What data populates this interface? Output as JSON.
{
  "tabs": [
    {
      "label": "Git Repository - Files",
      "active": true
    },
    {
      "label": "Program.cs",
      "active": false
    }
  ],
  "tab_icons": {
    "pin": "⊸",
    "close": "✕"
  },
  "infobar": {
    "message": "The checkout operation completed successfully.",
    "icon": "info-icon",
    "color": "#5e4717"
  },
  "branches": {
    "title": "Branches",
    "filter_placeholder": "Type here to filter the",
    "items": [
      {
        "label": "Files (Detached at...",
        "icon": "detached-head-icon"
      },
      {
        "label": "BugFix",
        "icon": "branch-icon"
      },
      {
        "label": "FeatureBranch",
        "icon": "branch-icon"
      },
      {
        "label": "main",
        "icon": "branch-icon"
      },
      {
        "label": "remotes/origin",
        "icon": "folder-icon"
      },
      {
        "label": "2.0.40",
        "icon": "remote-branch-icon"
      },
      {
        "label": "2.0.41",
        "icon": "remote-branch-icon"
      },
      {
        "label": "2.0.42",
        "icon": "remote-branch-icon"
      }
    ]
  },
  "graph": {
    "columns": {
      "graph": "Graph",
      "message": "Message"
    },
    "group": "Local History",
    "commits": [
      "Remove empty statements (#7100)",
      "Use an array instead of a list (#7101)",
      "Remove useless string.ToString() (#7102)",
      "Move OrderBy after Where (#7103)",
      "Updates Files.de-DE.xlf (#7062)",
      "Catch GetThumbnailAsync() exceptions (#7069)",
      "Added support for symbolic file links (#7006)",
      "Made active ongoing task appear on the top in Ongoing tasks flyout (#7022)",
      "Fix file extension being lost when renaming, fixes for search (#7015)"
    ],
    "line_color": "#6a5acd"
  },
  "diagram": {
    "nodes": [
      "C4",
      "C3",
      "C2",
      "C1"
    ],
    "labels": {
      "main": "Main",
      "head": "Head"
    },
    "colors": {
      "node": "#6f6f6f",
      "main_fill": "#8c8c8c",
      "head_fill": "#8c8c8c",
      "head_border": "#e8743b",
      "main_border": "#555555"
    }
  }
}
===============
- **THE PROBLEM**
Extract each line of the listing above, copying it word for word.

- **ANSWER TO THE PROBLEM**
What data populates this interface? Output as JSON.
{
  "tabs": [
    {
      "label": "Git Repository - Files",
      "active": true
    },
    {
      "label": "Program.cs",
      "active": false
    }
  ],
  "tab_icons": {
    "pin": "⊸",
    "close": "✕"
  },
  "infobar": {
    "message": "The checkout operation completed successfully.",
    "icon": "info-icon",
    "color": "#5e4717"
  },
  "branches": {
    "title": "Branches",
    "filter_placeholder": "Type here to filter the",
    "items": [
      {
        "label": "Files (Detached at...",
        "icon": "detached-head-icon"
      },
      {
        "label": "BugFix",
        "icon": "branch-icon"
      },
      {
        "label": "FeatureBranch",
        "icon": "branch-icon"
      },
      {
        "label": "main",
        "icon": "branch-icon"
      },
      {
        "label": "remotes/origin",
        "icon": "folder-icon"
      },
      {
        "label": "2.0.40",
        "icon": "remote-branch-icon"
      },
      {
        "label": "2.0.41",
        "icon": "remote-branch-icon"
      },
      {
        "label": "2.0.42",
        "icon": "remote-branch-icon"
      }
    ]
  },
  "graph": {
    "columns": {
      "graph": "Graph",
      "message": "Message"
    },
    "group": "Local History",
    "commits": [
      "Remove empty statements (#7100)",
      "Use an array instead of a list (#7101)",
      "Remove useless string.ToString() (#7102)",
      "Move OrderBy after Where (#7103)",
      "Updates Files.de-DE.xlf (#7062)",
      "Catch GetThumbnailAsync() exceptions (#7069)",
      "Added support for symbolic file links (#7006)",
      "Made active ongoing task appear on the top in Ongoing tasks flyout (#7022)",
      "Fix file extension being lost when renaming, fixes for search (#7015)"
    ],
    "line_color": "#6a5acd"
  },
  "diagram": {
    "nodes": [
      "C4",
      "C3",
      "C2",
      "C1"
    ],
    "labels": {
      "main": "Main",
      "head": "Head"
    },
    "colors": {
      "node": "#6f6f6f",
      "main_fill": "#8c8c8c",
      "head_fill": "#8c8c8c",
      "head_border": "#e8743b",
      "main_border": "#555555"
    }
  }
}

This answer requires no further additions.